Stored entries
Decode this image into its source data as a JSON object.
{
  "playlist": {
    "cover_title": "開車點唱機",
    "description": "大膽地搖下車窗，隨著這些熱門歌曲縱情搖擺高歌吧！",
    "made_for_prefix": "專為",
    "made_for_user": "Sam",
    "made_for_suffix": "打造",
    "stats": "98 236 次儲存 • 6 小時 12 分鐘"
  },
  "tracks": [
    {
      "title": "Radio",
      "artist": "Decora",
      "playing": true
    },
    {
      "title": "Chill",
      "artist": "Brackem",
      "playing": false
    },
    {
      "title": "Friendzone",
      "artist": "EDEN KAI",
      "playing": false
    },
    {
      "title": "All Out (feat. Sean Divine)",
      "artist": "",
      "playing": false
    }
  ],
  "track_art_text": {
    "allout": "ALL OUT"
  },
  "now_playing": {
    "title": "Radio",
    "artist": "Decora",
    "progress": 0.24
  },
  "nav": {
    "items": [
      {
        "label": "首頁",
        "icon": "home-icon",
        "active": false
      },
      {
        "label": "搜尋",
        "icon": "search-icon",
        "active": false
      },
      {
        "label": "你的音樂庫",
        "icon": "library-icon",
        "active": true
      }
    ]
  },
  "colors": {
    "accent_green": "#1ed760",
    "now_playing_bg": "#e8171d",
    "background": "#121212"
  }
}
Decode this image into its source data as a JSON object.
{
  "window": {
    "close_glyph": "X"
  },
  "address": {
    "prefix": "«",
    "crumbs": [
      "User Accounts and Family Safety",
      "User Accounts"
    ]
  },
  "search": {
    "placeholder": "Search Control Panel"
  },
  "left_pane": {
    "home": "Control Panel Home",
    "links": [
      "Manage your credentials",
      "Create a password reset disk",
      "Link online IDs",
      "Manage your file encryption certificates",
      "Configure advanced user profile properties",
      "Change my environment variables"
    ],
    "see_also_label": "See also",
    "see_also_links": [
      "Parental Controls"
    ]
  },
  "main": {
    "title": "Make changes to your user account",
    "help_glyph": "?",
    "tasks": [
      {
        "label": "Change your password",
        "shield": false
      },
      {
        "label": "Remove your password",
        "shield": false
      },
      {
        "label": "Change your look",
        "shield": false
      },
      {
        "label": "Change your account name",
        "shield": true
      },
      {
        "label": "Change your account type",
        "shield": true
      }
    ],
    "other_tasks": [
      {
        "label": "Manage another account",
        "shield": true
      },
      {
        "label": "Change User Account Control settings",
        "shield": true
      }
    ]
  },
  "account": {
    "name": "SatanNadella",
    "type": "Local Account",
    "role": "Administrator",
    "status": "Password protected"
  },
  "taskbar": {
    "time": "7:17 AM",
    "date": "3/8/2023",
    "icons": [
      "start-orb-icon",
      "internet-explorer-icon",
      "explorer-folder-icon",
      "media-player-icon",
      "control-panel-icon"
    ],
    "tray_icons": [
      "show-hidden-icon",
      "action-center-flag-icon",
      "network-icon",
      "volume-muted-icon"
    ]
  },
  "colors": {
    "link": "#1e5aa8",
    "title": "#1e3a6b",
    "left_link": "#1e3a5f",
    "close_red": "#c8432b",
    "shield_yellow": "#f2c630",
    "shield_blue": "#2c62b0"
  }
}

» Exercise directions: Reproduce each entry word for word.

» Full output:
Decode this image into its source data as a JSON object.
{
  "playlist": {
    "cover_title": "開車點唱機",
    "description": "大膽地搖下車窗，隨著這些熱門歌曲縱情搖擺高歌吧！",
    "made_for_prefix": "專為",
    "made_for_user": "Sam",
    "made_for_suffix": "打造",
    "stats": "98 236 次儲存 • 6 小時 12 分鐘"
  },
  "tracks": [
    {
      "title": "Radio",
      "artist": "Decora",
      "playing": true
    },
    {
      "title": "Chill",
      "artist": "Brackem",
      "playing": false
    },
    {
      "title": "Friendzone",
      "artist": "EDEN KAI",
      "playing": false
    },
    {
      "title": "All Out (feat. Sean Divine)",
      "artist": "",
      "playing": false
    }
  ],
  "track_art_text": {
    "allout": "ALL OUT"
  },
  "now_playing": {
    "title": "Radio",
    "artist": "Decora",
    "progress": 0.24
  },
  "nav": {
    "items": [
      {
        "label": "首頁",
        "icon": "home-icon",
        "active": false
      },
      {
        "label": "搜尋",
        "icon": "search-icon",
        "active": false
      },
      {
        "label": "你的音樂庫",
        "icon": "library-icon",
        "active": true
      }
    ]
  },
  "colors": {
    "accent_green": "#1ed760",
    "now_playing_bg": "#e8171d",
    "background": "#121212"
  }
}
Decode this image into its source data as a JSON object.
{
  "window": {
    "close_glyph": "X"
  },
  "address": {
    "prefix": "«",
    "crumbs": [
      "User Accounts and Family Safety",
      "User Accounts"
    ]
  },
  "search": {
    "placeholder": "Search Control Panel"
  },
  "left_pane": {
    "home": "Control Panel Home",
    "links": [
      "Manage your credentials",
      "Create a password reset disk",
      "Link online IDs",
      "Manage your file encryption certificates",
      "Configure advanced user profile properties",
      "Change my environment variables"
    ],
    "see_also_label": "See also",
    "see_also_links": [
      "Parental Controls"
    ]
  },
  "main": {
    "title": "Make changes to your user account",
    "help_glyph": "?",
    "tasks": [
      {
        "label": "Change your password",
        "shield": false
      },
      {
        "label": "Remove your password",
        "shield": false
      },
      {
        "label": "Change your look",
        "shield": false
      },
      {
        "label": "Change your account name",
        "shield": true
      },
      {
        "label": "Change your account type",
        "shield": true
      }
    ],
    "other_tasks": [
      {
        "label": "Manage another account",
        "shield": true
      },
      {
        "label": "Change User Account Control settings",
        "shield": true
      }
    ]
  },
  "account": {
    "name": "SatanNadella",
    "type": "Local Account",
    "role": "Administrator",
    "status": "Password protected"
  },
  "taskbar": {
    "time": "7:17 AM",
    "date": "3/8/2023",
    "icons": [
      "start-orb-icon",
      "internet-explorer-icon",
      "explorer-folder-icon",
      "media-player-icon",
      "control-panel-icon"
    ],
    "tray_icons": [
      "show-hidden-icon",
      "action-center-flag-icon",
      "network-icon",
      "volume-muted-icon"
    ]
  },
  "colors": {
    "link": "#1e5aa8",
    "title": "#1e3a6b",
    "left_link": "#1e3a5f",
    "close_red": "#c8432b",
    "shield_yellow": "#f2c630",
    "shield_blue": "#2c62b0"
  }
}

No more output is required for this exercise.